Task description:
Could you copy every line from the material below in which "will" appears?

Saved entries:
━━━━━━━━
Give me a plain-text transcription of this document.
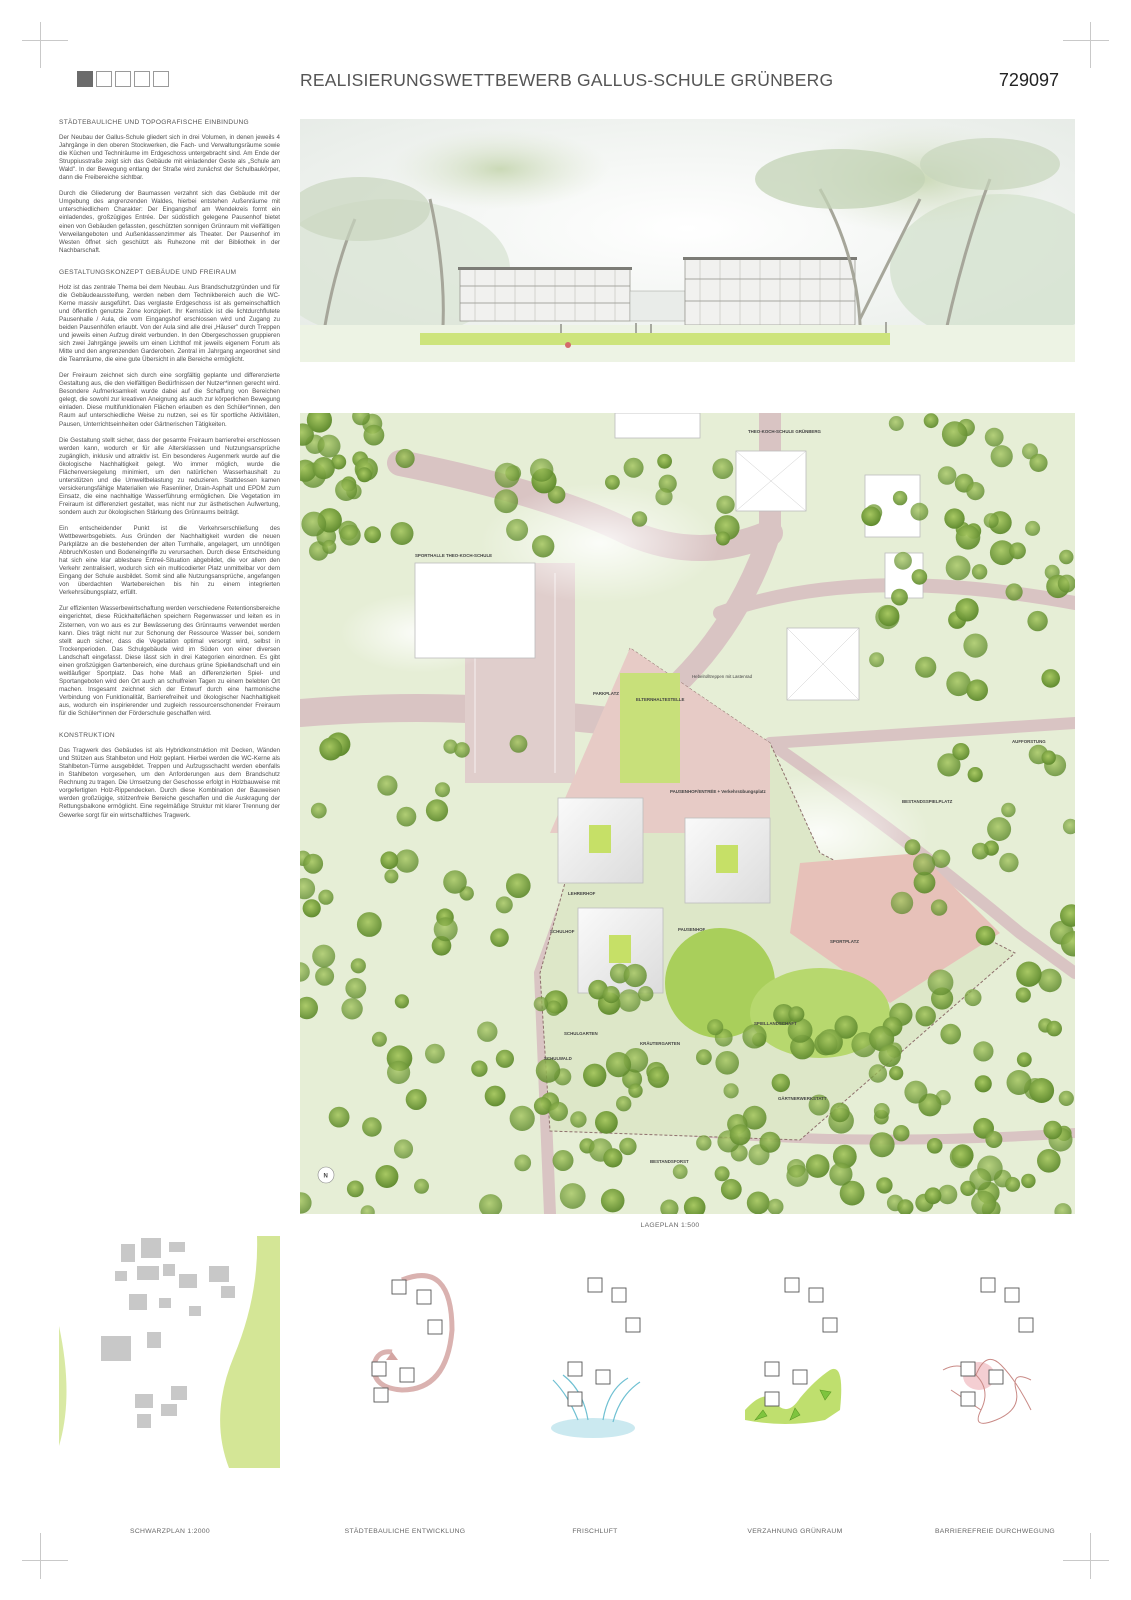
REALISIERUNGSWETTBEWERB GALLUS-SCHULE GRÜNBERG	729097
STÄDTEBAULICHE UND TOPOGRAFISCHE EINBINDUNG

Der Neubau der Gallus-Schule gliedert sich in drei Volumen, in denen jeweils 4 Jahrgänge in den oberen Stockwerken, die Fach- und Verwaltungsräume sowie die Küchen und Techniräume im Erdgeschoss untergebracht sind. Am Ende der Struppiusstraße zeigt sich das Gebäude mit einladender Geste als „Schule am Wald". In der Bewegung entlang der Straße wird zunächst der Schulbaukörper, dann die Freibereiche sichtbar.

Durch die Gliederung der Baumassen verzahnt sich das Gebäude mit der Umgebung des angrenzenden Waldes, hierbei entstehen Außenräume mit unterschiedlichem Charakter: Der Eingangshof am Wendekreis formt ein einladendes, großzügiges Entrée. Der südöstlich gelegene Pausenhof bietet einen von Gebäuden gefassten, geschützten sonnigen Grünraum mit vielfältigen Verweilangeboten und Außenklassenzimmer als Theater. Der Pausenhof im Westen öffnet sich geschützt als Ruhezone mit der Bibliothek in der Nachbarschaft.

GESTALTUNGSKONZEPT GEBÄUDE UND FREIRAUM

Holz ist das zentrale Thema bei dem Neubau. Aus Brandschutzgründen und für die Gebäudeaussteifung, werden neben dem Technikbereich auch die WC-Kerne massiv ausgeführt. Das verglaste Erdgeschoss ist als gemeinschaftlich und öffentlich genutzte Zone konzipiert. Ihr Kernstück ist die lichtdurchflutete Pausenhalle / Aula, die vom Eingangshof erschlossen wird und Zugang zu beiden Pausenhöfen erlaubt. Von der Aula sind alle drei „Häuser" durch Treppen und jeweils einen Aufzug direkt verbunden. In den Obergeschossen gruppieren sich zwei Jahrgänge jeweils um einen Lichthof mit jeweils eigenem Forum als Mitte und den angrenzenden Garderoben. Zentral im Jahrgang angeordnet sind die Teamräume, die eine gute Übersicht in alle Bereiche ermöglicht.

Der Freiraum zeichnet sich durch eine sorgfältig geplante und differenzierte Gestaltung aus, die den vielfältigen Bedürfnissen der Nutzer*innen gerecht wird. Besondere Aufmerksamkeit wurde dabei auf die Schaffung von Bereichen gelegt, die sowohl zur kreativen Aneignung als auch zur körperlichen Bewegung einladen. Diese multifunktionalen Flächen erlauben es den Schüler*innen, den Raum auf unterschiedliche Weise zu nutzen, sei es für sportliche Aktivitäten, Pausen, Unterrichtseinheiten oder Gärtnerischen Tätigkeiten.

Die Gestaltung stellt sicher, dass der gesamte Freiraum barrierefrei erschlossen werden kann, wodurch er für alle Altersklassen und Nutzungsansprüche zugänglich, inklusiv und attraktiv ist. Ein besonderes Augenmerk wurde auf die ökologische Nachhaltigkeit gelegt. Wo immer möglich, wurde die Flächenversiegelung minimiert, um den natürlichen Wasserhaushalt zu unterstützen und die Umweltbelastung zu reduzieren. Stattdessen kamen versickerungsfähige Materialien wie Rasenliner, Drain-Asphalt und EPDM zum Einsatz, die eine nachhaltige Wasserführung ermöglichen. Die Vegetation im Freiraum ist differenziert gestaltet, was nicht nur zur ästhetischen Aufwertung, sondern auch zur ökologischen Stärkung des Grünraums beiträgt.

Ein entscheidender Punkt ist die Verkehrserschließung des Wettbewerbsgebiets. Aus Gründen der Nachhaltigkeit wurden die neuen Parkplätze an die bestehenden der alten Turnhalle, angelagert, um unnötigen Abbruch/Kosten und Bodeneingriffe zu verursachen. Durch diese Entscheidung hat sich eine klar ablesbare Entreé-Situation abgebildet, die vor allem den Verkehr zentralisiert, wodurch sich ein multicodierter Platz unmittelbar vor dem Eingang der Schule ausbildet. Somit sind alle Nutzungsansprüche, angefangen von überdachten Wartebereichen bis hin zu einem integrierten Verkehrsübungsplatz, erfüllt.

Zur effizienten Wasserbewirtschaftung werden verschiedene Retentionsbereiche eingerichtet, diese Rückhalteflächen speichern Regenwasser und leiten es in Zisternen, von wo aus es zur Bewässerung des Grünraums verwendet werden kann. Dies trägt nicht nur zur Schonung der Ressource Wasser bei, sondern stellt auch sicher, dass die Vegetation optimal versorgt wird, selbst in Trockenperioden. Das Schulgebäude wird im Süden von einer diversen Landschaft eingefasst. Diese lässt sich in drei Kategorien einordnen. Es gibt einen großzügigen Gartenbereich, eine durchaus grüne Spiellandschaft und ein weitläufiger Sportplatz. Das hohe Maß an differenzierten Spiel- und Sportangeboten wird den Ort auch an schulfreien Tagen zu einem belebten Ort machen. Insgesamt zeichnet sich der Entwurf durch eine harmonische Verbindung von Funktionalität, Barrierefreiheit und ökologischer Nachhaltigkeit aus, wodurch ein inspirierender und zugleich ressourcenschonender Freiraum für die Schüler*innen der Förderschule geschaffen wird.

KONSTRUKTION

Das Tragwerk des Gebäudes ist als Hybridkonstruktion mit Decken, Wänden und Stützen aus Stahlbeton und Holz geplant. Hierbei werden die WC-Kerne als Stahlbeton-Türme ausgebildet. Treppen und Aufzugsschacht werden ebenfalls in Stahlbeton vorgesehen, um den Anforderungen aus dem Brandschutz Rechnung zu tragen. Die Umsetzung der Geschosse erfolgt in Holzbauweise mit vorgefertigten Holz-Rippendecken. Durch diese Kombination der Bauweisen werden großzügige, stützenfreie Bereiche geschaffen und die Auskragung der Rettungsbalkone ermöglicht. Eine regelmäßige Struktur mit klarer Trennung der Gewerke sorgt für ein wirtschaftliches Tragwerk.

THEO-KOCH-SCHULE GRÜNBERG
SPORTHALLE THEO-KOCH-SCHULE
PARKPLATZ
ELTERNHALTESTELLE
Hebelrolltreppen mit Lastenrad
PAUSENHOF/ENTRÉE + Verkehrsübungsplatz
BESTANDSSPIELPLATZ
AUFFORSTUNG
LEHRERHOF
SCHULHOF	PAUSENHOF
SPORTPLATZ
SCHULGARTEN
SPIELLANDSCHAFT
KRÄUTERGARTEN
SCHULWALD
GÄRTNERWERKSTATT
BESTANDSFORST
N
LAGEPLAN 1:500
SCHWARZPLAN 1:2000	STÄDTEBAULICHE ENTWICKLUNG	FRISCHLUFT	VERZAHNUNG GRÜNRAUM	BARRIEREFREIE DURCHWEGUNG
━━━━━━━━
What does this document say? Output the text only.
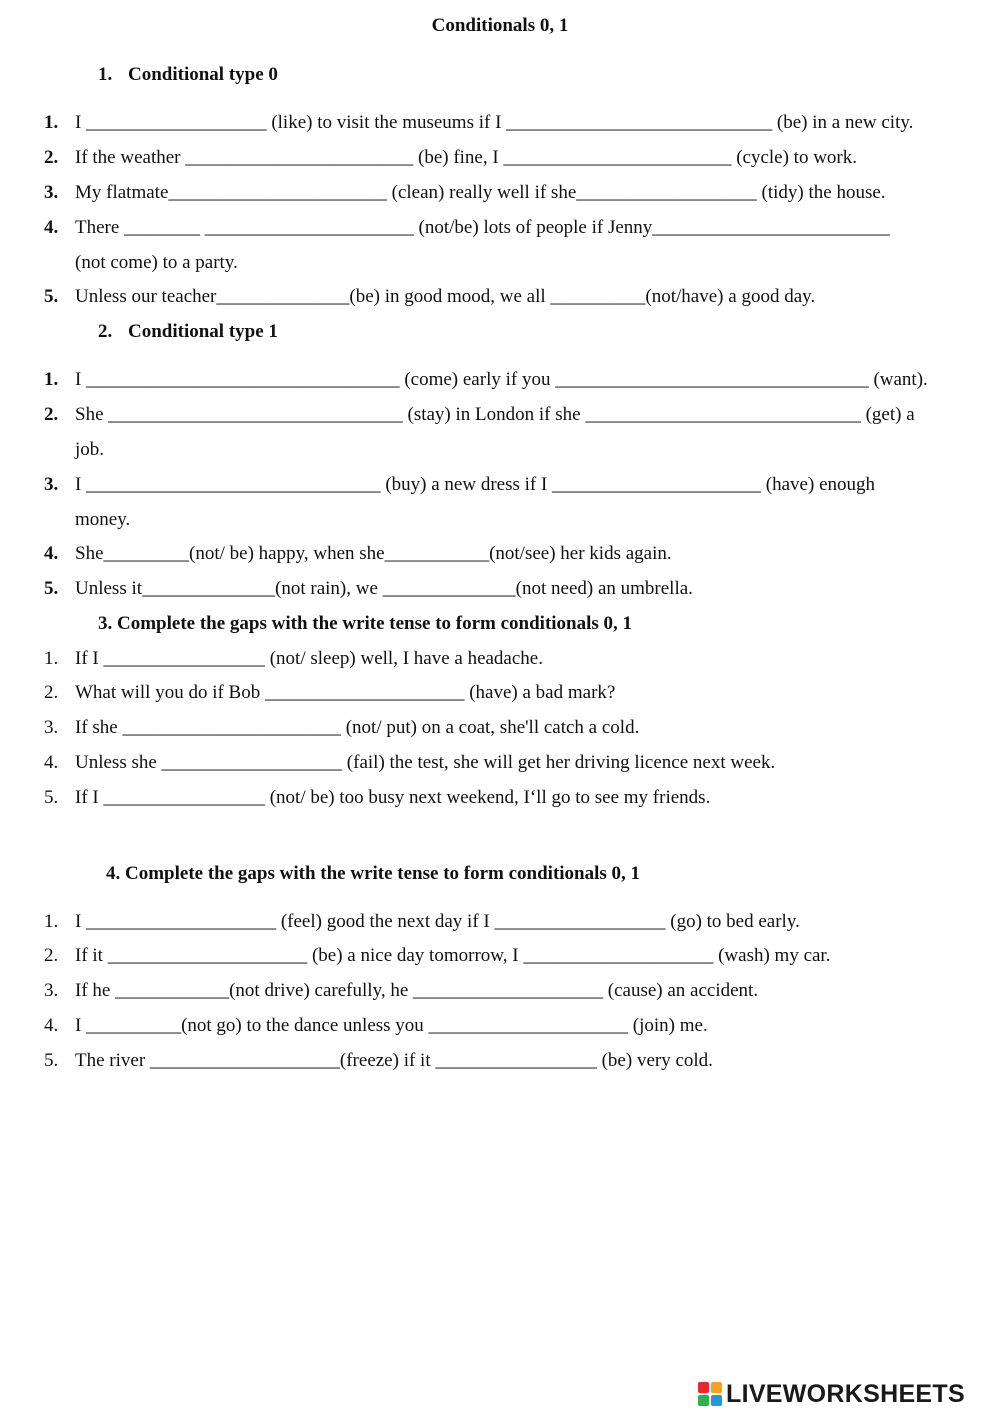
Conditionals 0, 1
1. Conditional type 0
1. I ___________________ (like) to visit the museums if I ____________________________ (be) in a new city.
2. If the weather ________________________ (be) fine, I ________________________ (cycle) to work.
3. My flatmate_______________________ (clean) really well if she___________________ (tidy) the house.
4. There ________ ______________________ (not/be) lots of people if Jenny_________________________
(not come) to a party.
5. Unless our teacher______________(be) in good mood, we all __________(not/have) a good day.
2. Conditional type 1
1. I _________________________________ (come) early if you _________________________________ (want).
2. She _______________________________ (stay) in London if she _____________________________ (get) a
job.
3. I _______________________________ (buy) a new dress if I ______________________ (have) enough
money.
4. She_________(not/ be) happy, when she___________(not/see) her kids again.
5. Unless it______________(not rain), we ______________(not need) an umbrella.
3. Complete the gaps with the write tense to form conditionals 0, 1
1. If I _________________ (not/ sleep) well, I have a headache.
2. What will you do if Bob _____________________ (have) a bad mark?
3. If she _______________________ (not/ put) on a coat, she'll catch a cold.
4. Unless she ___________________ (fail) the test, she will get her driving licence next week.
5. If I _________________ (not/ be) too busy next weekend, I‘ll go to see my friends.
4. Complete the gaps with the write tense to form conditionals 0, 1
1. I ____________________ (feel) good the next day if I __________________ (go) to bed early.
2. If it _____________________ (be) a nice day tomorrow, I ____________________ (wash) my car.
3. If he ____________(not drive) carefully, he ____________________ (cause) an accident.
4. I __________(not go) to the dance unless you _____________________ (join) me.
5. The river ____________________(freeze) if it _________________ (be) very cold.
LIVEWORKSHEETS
━━━━━━━━
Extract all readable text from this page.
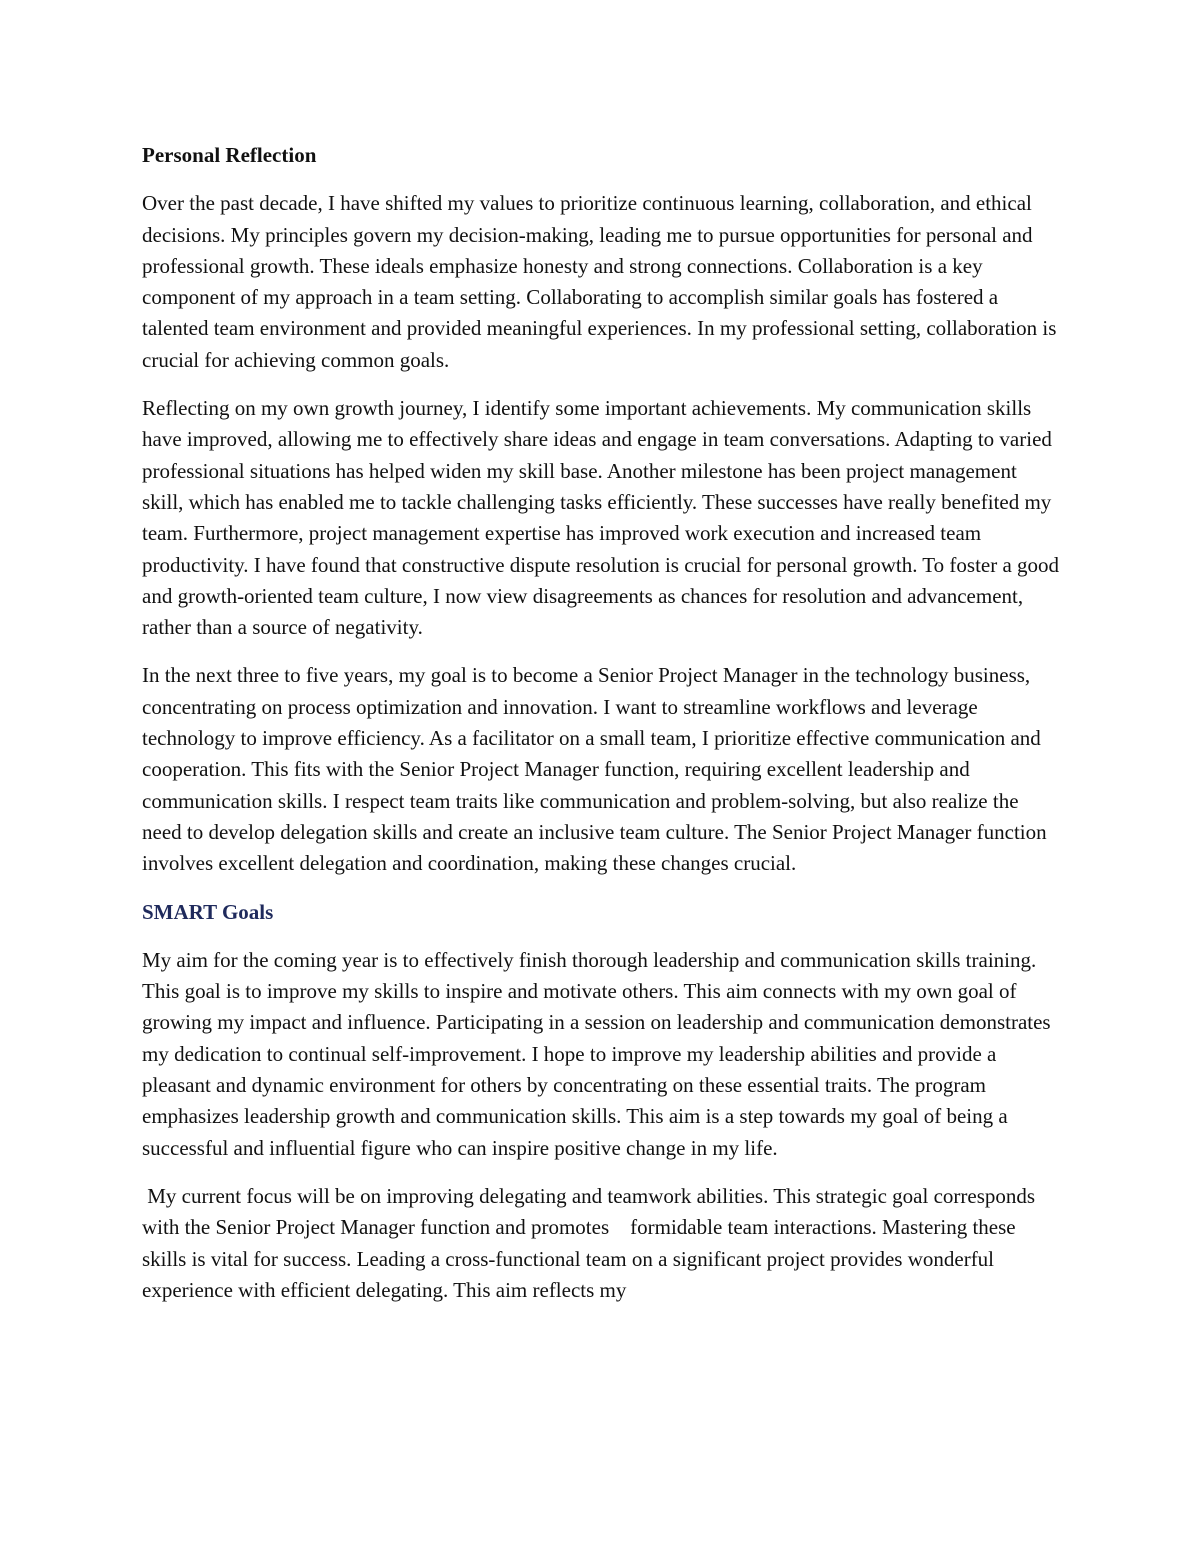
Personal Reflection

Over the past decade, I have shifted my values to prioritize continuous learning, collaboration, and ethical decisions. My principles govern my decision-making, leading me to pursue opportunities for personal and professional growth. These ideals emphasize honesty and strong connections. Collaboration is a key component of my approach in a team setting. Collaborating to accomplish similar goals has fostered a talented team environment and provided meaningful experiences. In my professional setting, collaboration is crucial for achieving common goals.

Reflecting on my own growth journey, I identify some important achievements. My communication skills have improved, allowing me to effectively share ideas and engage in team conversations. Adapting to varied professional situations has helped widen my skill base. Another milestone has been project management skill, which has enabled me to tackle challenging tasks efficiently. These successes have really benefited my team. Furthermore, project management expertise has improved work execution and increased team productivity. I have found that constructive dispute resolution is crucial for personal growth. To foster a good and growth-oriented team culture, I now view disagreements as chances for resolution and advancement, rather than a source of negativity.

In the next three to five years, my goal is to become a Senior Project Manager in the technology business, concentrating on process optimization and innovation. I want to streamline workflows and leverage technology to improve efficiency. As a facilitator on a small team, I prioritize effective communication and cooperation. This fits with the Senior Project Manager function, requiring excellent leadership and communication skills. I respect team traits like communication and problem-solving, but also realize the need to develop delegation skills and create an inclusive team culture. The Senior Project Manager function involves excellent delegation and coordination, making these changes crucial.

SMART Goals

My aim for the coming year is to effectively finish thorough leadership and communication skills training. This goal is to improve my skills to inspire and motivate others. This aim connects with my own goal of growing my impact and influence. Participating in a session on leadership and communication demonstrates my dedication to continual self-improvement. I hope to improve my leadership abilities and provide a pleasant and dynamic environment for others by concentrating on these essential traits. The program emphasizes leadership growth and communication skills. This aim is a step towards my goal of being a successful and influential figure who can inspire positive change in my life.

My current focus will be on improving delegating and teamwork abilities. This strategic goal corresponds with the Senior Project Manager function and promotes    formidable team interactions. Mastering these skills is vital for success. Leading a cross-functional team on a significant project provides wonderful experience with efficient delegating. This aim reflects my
━━━━━━━━
Final answer:
2. What will you do if Bob _____________________ (have) a bad mark?
4. Unless she ___________________ (fail) the test, she will get her driving licence next week.
My current focus will be on improving delegating and teamwork abilities. This strategic goal corresponds with the Senior Project Manager function and promotes    formidable team interactions. Mastering these skills is vital for success. Leading a cross-functional team on a significant project provides wonderful experience with efficient delegating. This aim reflects my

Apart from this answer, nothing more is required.